▸ WORK TO DO
Rewrite the material below with every "xyxy" changed to "bbox" and nothing else altered. Leave out the pictures.

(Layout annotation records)
════

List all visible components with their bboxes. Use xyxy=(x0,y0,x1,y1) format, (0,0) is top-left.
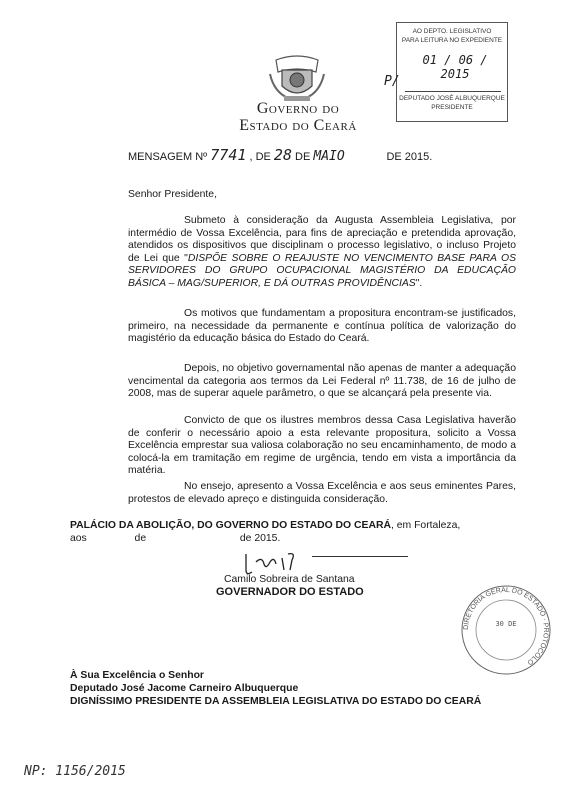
message-header xyxy=(128,146,432,164)
stamp-line4: PRESIDENTE xyxy=(431,104,473,111)
signature-line xyxy=(312,556,408,558)
body-paragraph-2 xyxy=(128,308,516,346)
round-stamp-text: DIRETORIA GERAL DO ESTADO · PROTOCOLO xyxy=(462,586,550,666)
government-title xyxy=(218,100,378,134)
paragraph-1-text: Submeto à consideração da Augusta Assembleia Legislativa, por intermédio de Vossa Excelência, para fins de apreciação e pretendida aprovação, atendidos os dispositivos que disciplinam o processo legislativo, o incluso Projeto de Lei que " xyxy=(128,215,516,264)
addressee-line3: DIGNÍSSIMO PRESIDENTE DA ASSEMBLEIA LEGISLATIVA DO ESTADO DO CEARÁ xyxy=(70,695,482,707)
paragraph-1-bill-title: DISPÕE SOBRE O REAJUSTE NO VENCIMENTO BASE PARA OS SERVIDORES DO GRUPO OCUPACIONAL MAGISTÉRIO DA EDUCAÇÃO BÁSICA – MAG/SUPERIOR, E DÁ OUTRAS PROVIDÊNCIAS xyxy=(128,252,517,289)
body-paragraph-1 xyxy=(128,215,516,291)
addressee-line2: Deputado José Jacome Carneiro Albuquerque xyxy=(70,682,299,694)
stamp-line1: AO DEPTO. LEGISLATIVO xyxy=(412,28,492,35)
government-title-line1: Governo do xyxy=(256,100,340,117)
addressee-block xyxy=(70,670,518,708)
message-de: , DE xyxy=(249,151,271,163)
message-label: MENSAGEM Nº xyxy=(128,151,208,163)
closing-de: de xyxy=(134,533,147,544)
palace-name: PALÁCIO DA ABOLIÇÃO, DO GOVERNO DO ESTADO DO CEARÁ xyxy=(70,520,391,531)
government-title-line2: Estado do Ceará xyxy=(239,117,357,134)
paragraph-4-text: Convicto de que os ilustres membros dessa Casa Legislativa haverão de conferir o necessário apoio a esta relevante propositura, solicito a Vossa Excelência emprestar sua valiosa colaboração no seu encaminhamento, de modo a colocá-la em tramitação em regime de urgência, tendo em vista a importância da matéria. xyxy=(128,415,516,477)
message-day: 28 xyxy=(273,146,292,164)
closing-city: , em Fortaleza, xyxy=(390,520,461,531)
message-year: DE 2015. xyxy=(386,151,433,163)
ceara-coat-of-arms-icon xyxy=(266,52,328,104)
receipt-stamp xyxy=(396,22,508,122)
round-stamp-center: 30 DE xyxy=(495,620,517,628)
greeting: Senhor Presidente, xyxy=(128,189,217,200)
message-de2: DE xyxy=(295,151,311,163)
paragraph-3-text: Depois, no objetivo governamental não apenas de manter a adequação vencimental da categoria aos termos da Lei Federal nº 11.738, de 16 de julho de 2008, mas de superar aquele parâmetro, o que se alcançará pela presente via. xyxy=(128,363,516,400)
stamp-line2: PARA LEITURA NO EXPEDIENTE xyxy=(401,37,503,44)
body-paragraph-3 xyxy=(128,363,516,401)
protocol-round-stamp xyxy=(456,582,556,678)
message-number: 7741 xyxy=(210,146,247,164)
addressee-line1: À Sua Excelência o Senhor xyxy=(70,670,204,681)
closing-year: de 2015. xyxy=(239,533,281,544)
body-paragraph-5 xyxy=(128,481,516,506)
paragraph-2-text: Os motivos que fundamentam a propositura encontram-se justificados, primeiro, na necessidade da permanente e contínua política de valorização do magistério da educação básica do Estado do Ceará. xyxy=(128,308,516,345)
body-paragraph-4 xyxy=(128,415,516,478)
closing-place xyxy=(70,519,516,545)
paragraph-1-end: ". xyxy=(415,277,423,289)
message-month: MAIO xyxy=(313,149,345,164)
stamp-line3: DEPUTADO JOSÉ ALBUQUERQUE xyxy=(399,95,505,102)
stamp-divider xyxy=(405,91,501,92)
stamp-date: 01 / 06 / 2015 xyxy=(422,53,488,81)
paragraph-5-text: No ensejo, apresento a Vossa Excelência e aos seus eminentes Pares, protestos de elevado apreço e distinguida consideração. xyxy=(128,481,516,505)
stamp-mark: P/ xyxy=(384,74,400,89)
signer-title: GOVERNADOR DO ESTADO xyxy=(216,586,364,598)
signer-name: Camilo Sobreira de Santana xyxy=(224,574,355,585)
protocol-number-note: NP: 1156/2015 xyxy=(24,764,126,779)
closing-aos: aos xyxy=(70,533,87,544)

════

▸ WRITTEN SOLUTION
List all visible components with their bboxes. Use bbox=(x0,y0,x1,y1) format, (0,0) is top-left.
message-header bbox=(128,146,432,164)
stamp-line4: PRESIDENTE bbox=(431,104,473,111)
signature-line bbox=(312,556,408,558)
body-paragraph-2 bbox=(128,308,516,346)
round-stamp-text: DIRETORIA GERAL DO ESTADO · PROTOCOLO bbox=(462,586,550,666)
government-title bbox=(218,100,378,134)
paragraph-1-text: Submeto à consideração da Augusta Assembleia Legislativa, por intermédio de Vossa Excelência, para fins de apreciação e pretendida aprovação, atendidos os dispositivos que disciplinam o processo legislativo, o incluso Projeto de Lei que " bbox=(128,215,516,264)
addressee-line3: DIGNÍSSIMO PRESIDENTE DA ASSEMBLEIA LEGISLATIVA DO ESTADO DO CEARÁ bbox=(70,695,482,707)
paragraph-1-bill-title: DISPÕE SOBRE O REAJUSTE NO VENCIMENTO BASE PARA OS SERVIDORES DO GRUPO OCUPACIONAL MAGISTÉRIO DA EDUCAÇÃO BÁSICA – MAG/SUPERIOR, E DÁ OUTRAS PROVIDÊNCIAS bbox=(128,252,517,289)
body-paragraph-1 bbox=(128,215,516,291)
addressee-line2: Deputado José Jacome Carneiro Albuquerque bbox=(70,682,299,694)
stamp-line1: AO DEPTO. LEGISLATIVO bbox=(412,28,492,35)
government-title-line1: Governo do bbox=(256,100,340,117)
addressee-block bbox=(70,670,518,708)
message-de: , DE bbox=(249,151,271,163)
message-label: MENSAGEM Nº bbox=(128,151,208,163)
closing-de: de bbox=(134,533,147,544)
palace-name: PALÁCIO DA ABOLIÇÃO, DO GOVERNO DO ESTADO DO CEARÁ bbox=(70,520,391,531)
government-title-line2: Estado do Ceará bbox=(239,117,357,134)
paragraph-4-text: Convicto de que os ilustres membros dessa Casa Legislativa haverão de conferir o necessário apoio a esta relevante propositura, solicito a Vossa Excelência emprestar sua valiosa colaboração no seu encaminhamento, de modo a colocá-la em tramitação em regime de urgência, tendo em vista a importância da matéria. bbox=(128,415,516,477)
message-day: 28 bbox=(273,146,292,164)
closing-city: , em Fortaleza, bbox=(390,520,461,531)
message-year: DE 2015. bbox=(386,151,433,163)
ceara-coat-of-arms-icon bbox=(266,52,328,104)
receipt-stamp bbox=(396,22,508,122)
round-stamp-center: 30 DE bbox=(495,620,517,628)
greeting: Senhor Presidente, bbox=(128,189,217,200)
message-de2: DE bbox=(295,151,311,163)
paragraph-3-text: Depois, no objetivo governamental não apenas de manter a adequação vencimental da categoria aos termos da Lei Federal nº 11.738, de 16 de julho de 2008, mas de superar aquele parâmetro, o que se alcançará pela presente via. bbox=(128,363,516,400)
stamp-line2: PARA LEITURA NO EXPEDIENTE bbox=(401,37,503,44)
body-paragraph-3 bbox=(128,363,516,401)
protocol-round-stamp bbox=(456,582,556,678)
message-number: 7741 bbox=(210,146,247,164)
addressee-line1: À Sua Excelência o Senhor bbox=(70,670,204,681)
closing-year: de 2015. bbox=(239,533,281,544)
body-paragraph-5 bbox=(128,481,516,506)
paragraph-2-text: Os motivos que fundamentam a propositura encontram-se justificados, primeiro, na necessidade da permanente e contínua política de valorização do magistério da educação básica do Estado do Ceará. bbox=(128,308,516,345)
body-paragraph-4 bbox=(128,415,516,478)
closing-place bbox=(70,519,516,545)
paragraph-1-end: ". bbox=(415,277,423,289)
message-month: MAIO bbox=(313,149,345,164)
stamp-line3: DEPUTADO JOSÉ ALBUQUERQUE bbox=(399,95,505,102)
stamp-divider bbox=(405,91,501,92)
stamp-date: 01 / 06 / 2015 bbox=(422,53,488,81)
paragraph-5-text: No ensejo, apresento a Vossa Excelência e aos seus eminentes Pares, protestos de elevado apreço e distinguida consideração. bbox=(128,481,516,505)
stamp-mark: P/ bbox=(384,74,400,89)
signer-title: GOVERNADOR DO ESTADO bbox=(216,586,364,598)
signer-name: Camilo Sobreira de Santana bbox=(224,574,355,585)
protocol-number-note: NP: 1156/2015 bbox=(24,764,126,779)
closing-aos: aos bbox=(70,533,87,544)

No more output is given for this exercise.